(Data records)
_ _ _ _

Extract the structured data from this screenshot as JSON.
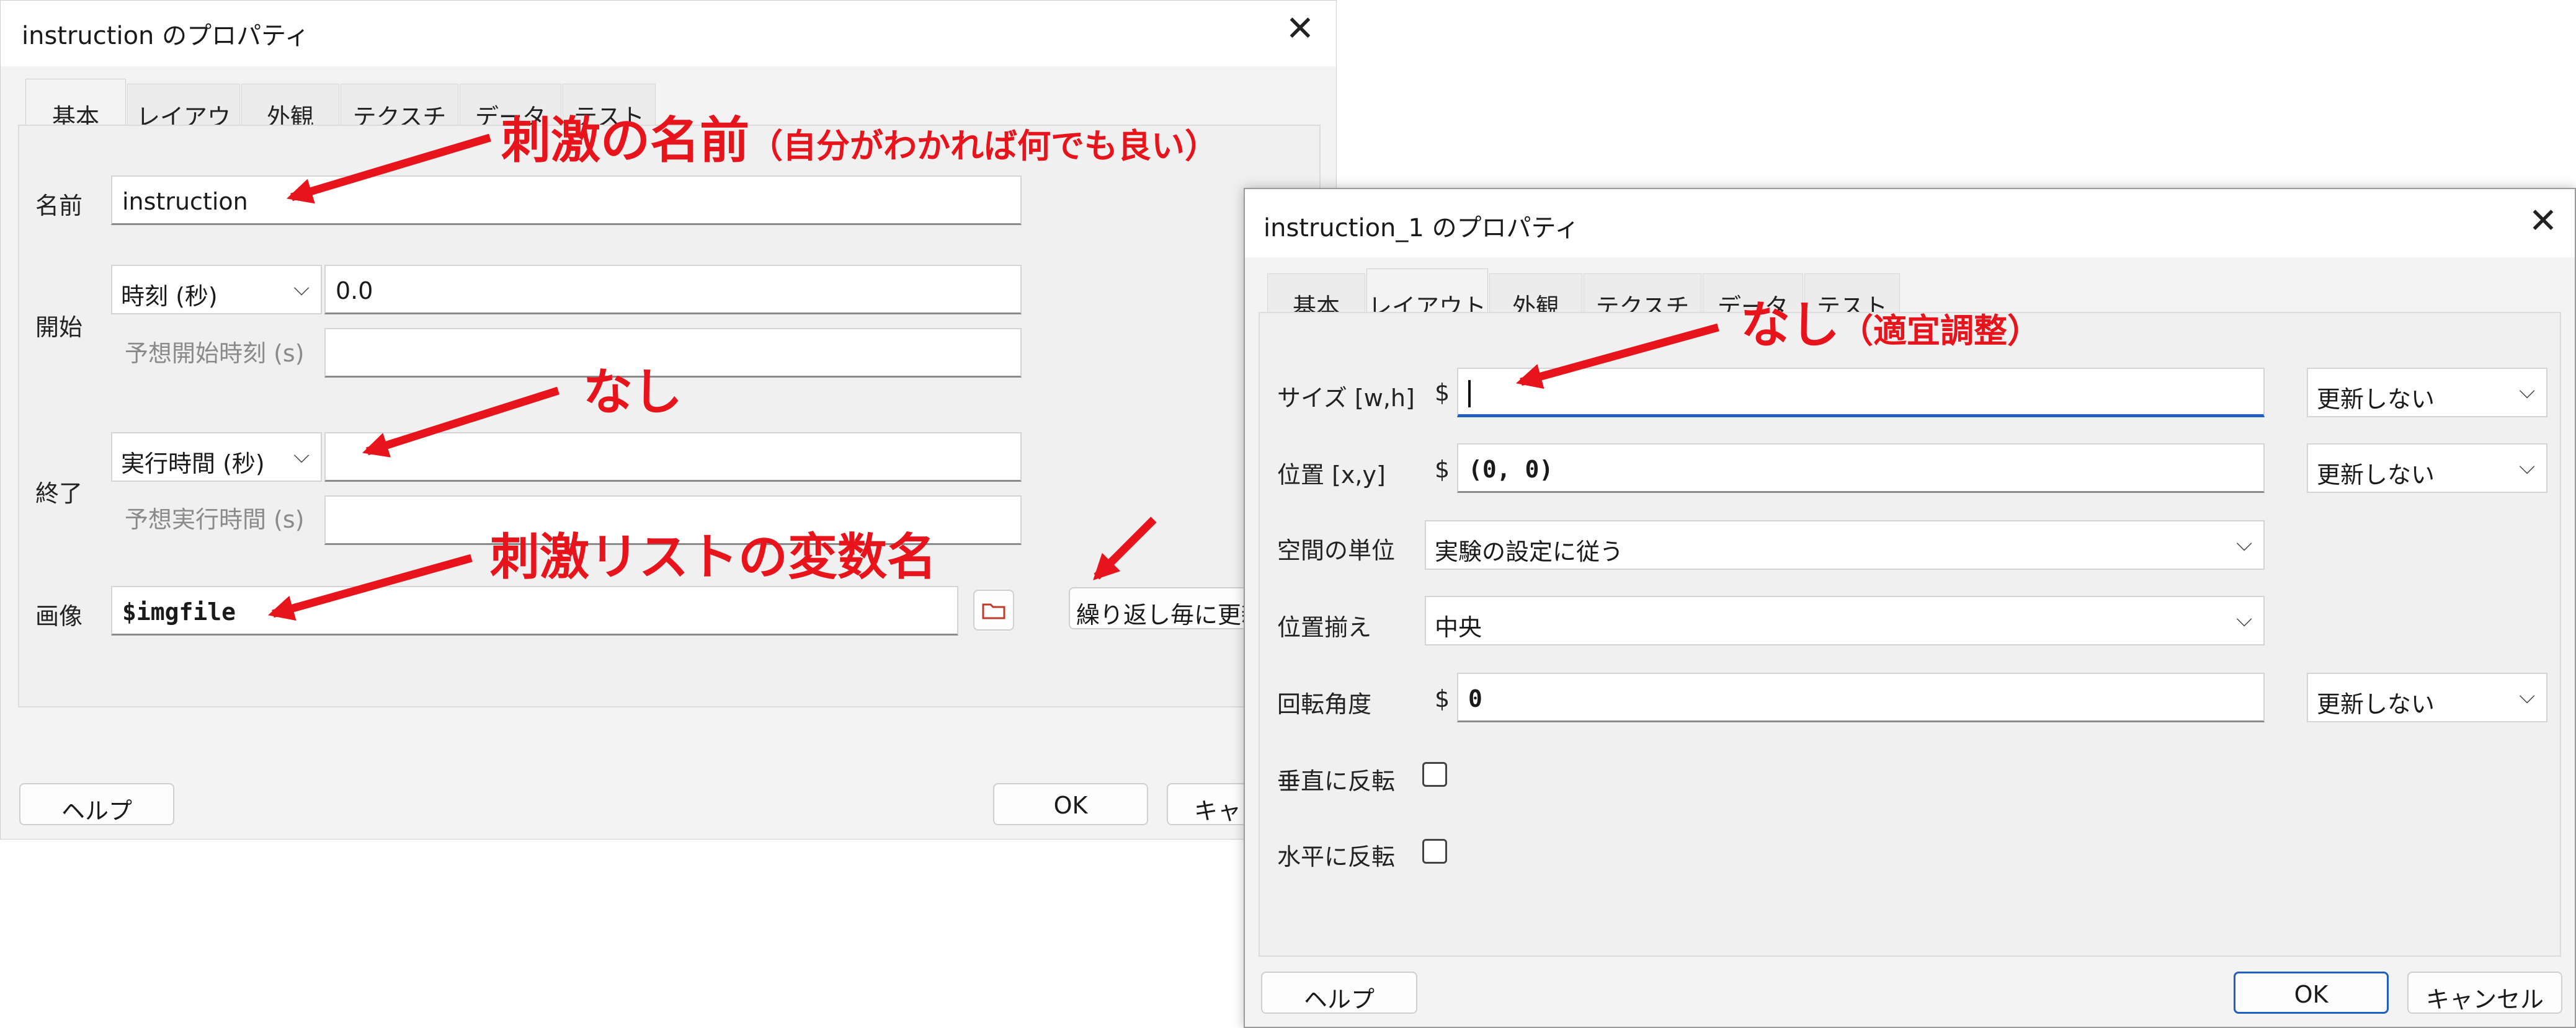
{
  "dialog1": {
    "title": "instruction のプロパティ",
    "close_glyph": "✕",
    "tabs": [
      "基本",
      "レイアウト",
      "外観",
      "テクスチャ",
      "データ",
      "テスト"
    ],
    "fields": {
      "name_label": "名前",
      "name_value": "instruction",
      "start_label": "開始",
      "start_type": "時刻 (秒)",
      "start_value": "0.0",
      "expected_start_label": "予想開始時刻 (s)",
      "end_label": "終了",
      "end_type": "実行時間 (秒)",
      "end_value": "",
      "expected_duration_label": "予想実行時間 (s)",
      "image_label": "画像",
      "image_value": "$imgfile",
      "update_button": "繰り返し毎に更新"
    },
    "buttons": {
      "help": "ヘルプ",
      "ok": "OK",
      "cancel": "キャンセル"
    }
  },
  "dialog2": {
    "title": "instruction_1 のプロパティ",
    "close_glyph": "✕",
    "tabs": [
      "基本",
      "レイアウト",
      "外観",
      "テクスチャ",
      "データ",
      "テスト"
    ],
    "active_tab": "レイアウト",
    "fields": {
      "size_label": "サイズ [w,h]",
      "size_value": "",
      "size_update": "更新しない",
      "pos_label": "位置 [x,y]",
      "pos_value": "(0, 0)",
      "pos_update": "更新しない",
      "units_label": "空間の単位",
      "units_value": "実験の設定に従う",
      "anchor_label": "位置揃え",
      "anchor_value": "中央",
      "ori_label": "回転角度",
      "ori_value": "0",
      "ori_update": "更新しない",
      "flipv_label": "垂直に反転",
      "fliph_label": "水平に反転",
      "dollar": "$"
    },
    "buttons": {
      "help": "ヘルプ",
      "ok": "OK",
      "cancel": "キャンセル"
    }
  },
  "annotations": {
    "name_main": "刺激の名前",
    "name_note": "（自分がわかれば何でも良い）",
    "end_note": "なし",
    "image_note": "刺激リストの変数名",
    "size_main": "なし",
    "size_note": "（適宜調整）"
  },
  "colors": {
    "annotation": "#e8141c",
    "focus": "#1f5fbf"
  },
  "icons": {
    "folder": "folder-icon",
    "chevron": "chevron-down-icon",
    "close": "close-icon"
  }
}
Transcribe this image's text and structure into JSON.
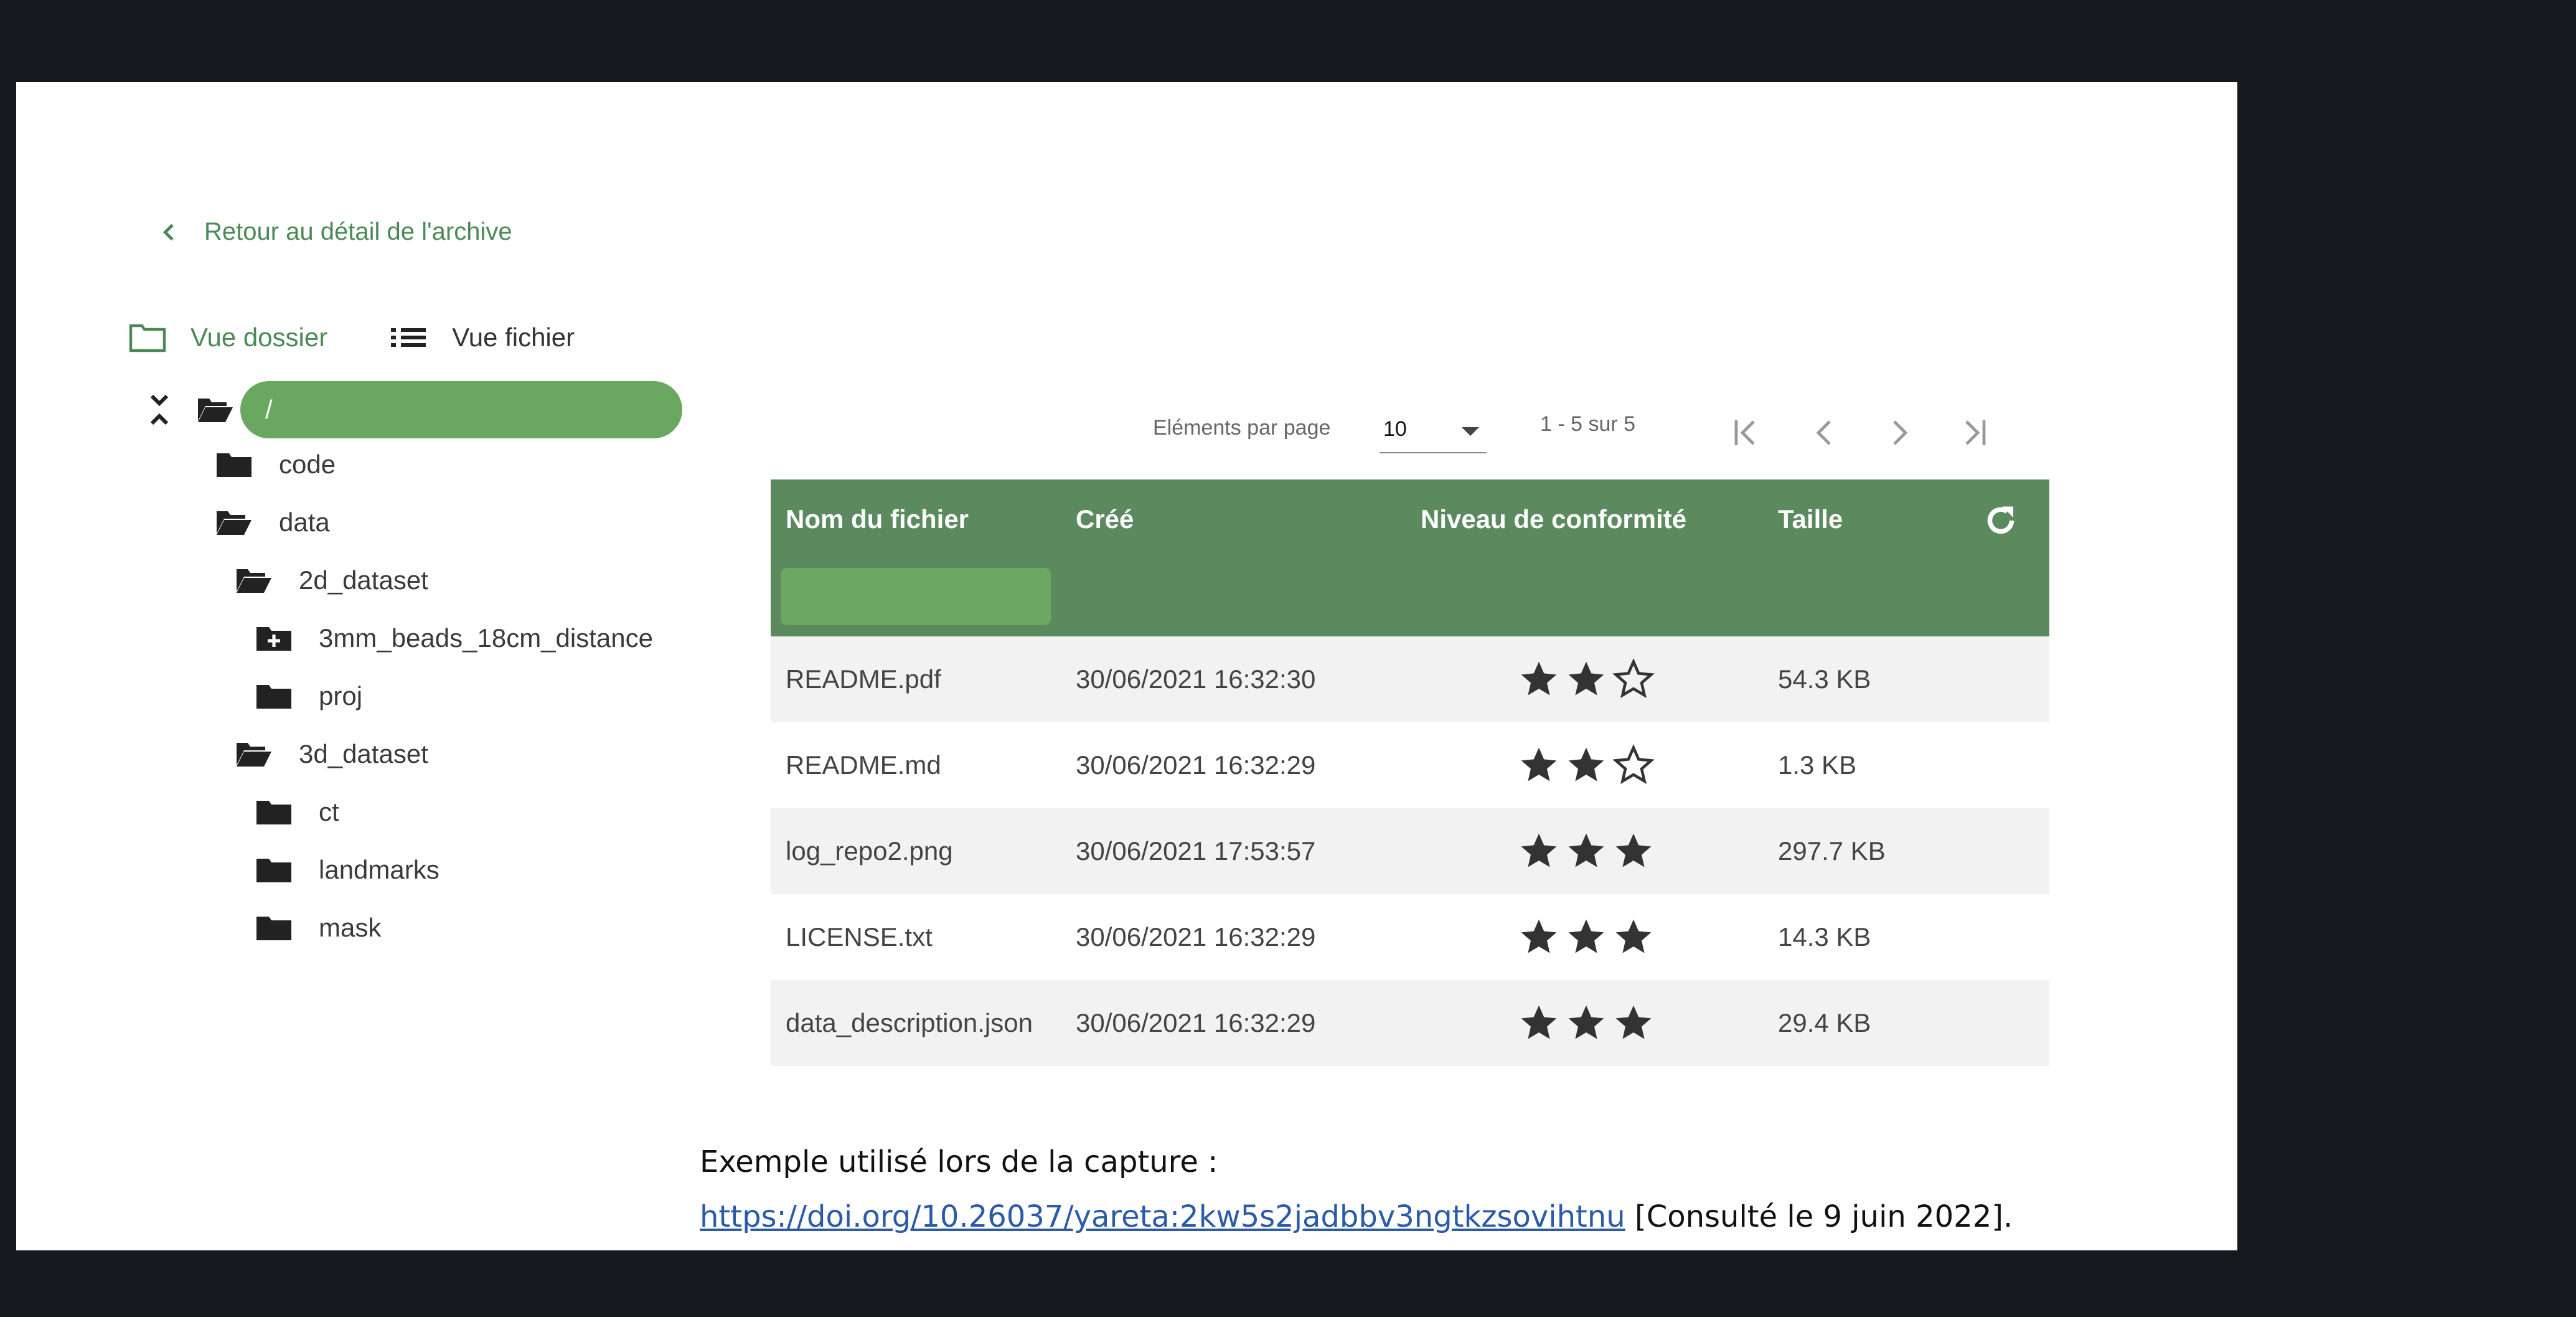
{
  "back_link": {
    "label": "Retour au détail de l'archive"
  },
  "view_toggle": {
    "folder_label": "Vue dossier",
    "file_label": "Vue fichier"
  },
  "tree": {
    "root_label": "/",
    "nodes": [
      {
        "label": "code",
        "icon": "folder-closed-icon"
      },
      {
        "label": "data",
        "icon": "folder-open-icon"
      },
      {
        "label": "2d_dataset",
        "icon": "folder-open-icon"
      },
      {
        "label": "3mm_beads_18cm_distance",
        "icon": "folder-plus-icon"
      },
      {
        "label": "proj",
        "icon": "folder-closed-icon"
      },
      {
        "label": "3d_dataset",
        "icon": "folder-open-icon"
      },
      {
        "label": "ct",
        "icon": "folder-closed-icon"
      },
      {
        "label": "landmarks",
        "icon": "folder-closed-icon"
      },
      {
        "label": "mask",
        "icon": "folder-closed-icon"
      }
    ]
  },
  "pagination": {
    "items_per_page_label": "Eléments par page",
    "items_per_page_value": "10",
    "range_label": "1 - 5 sur 5"
  },
  "table": {
    "headers": [
      "Nom du fichier",
      "Créé",
      "Niveau de conformité",
      "Taille"
    ],
    "rows": [
      {
        "name": "README.pdf",
        "created": "30/06/2021 16:32:30",
        "stars": 2,
        "size": "54.3 KB"
      },
      {
        "name": "README.md",
        "created": "30/06/2021 16:32:29",
        "stars": 2,
        "size": "1.3 KB"
      },
      {
        "name": "log_repo2.png",
        "created": "30/06/2021 17:53:57",
        "stars": 3,
        "size": "297.7 KB"
      },
      {
        "name": "LICENSE.txt",
        "created": "30/06/2021 16:32:29",
        "stars": 3,
        "size": "14.3 KB"
      },
      {
        "name": "data_description.json",
        "created": "30/06/2021 16:32:29",
        "stars": 3,
        "size": "29.4 KB"
      }
    ],
    "stars_max": 3
  },
  "caption": {
    "line1": "Exemple utilisé lors de la capture :",
    "link": "https://doi.org/10.26037/yareta:2kw5s2jadbbv3ngtkzsovihtnu",
    "suffix": " [Consulté le 9 juin 2022]."
  },
  "colors": {
    "accent": "#4a8a55",
    "header_bg": "#5b8a5f",
    "pill": "#6aa760",
    "page_bg": "#16181d"
  }
}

_ _ _ _

AIM >> Tally the lines of the listing above that include the word "title". Answer with the number alone.

FULL OUTPUT >> 2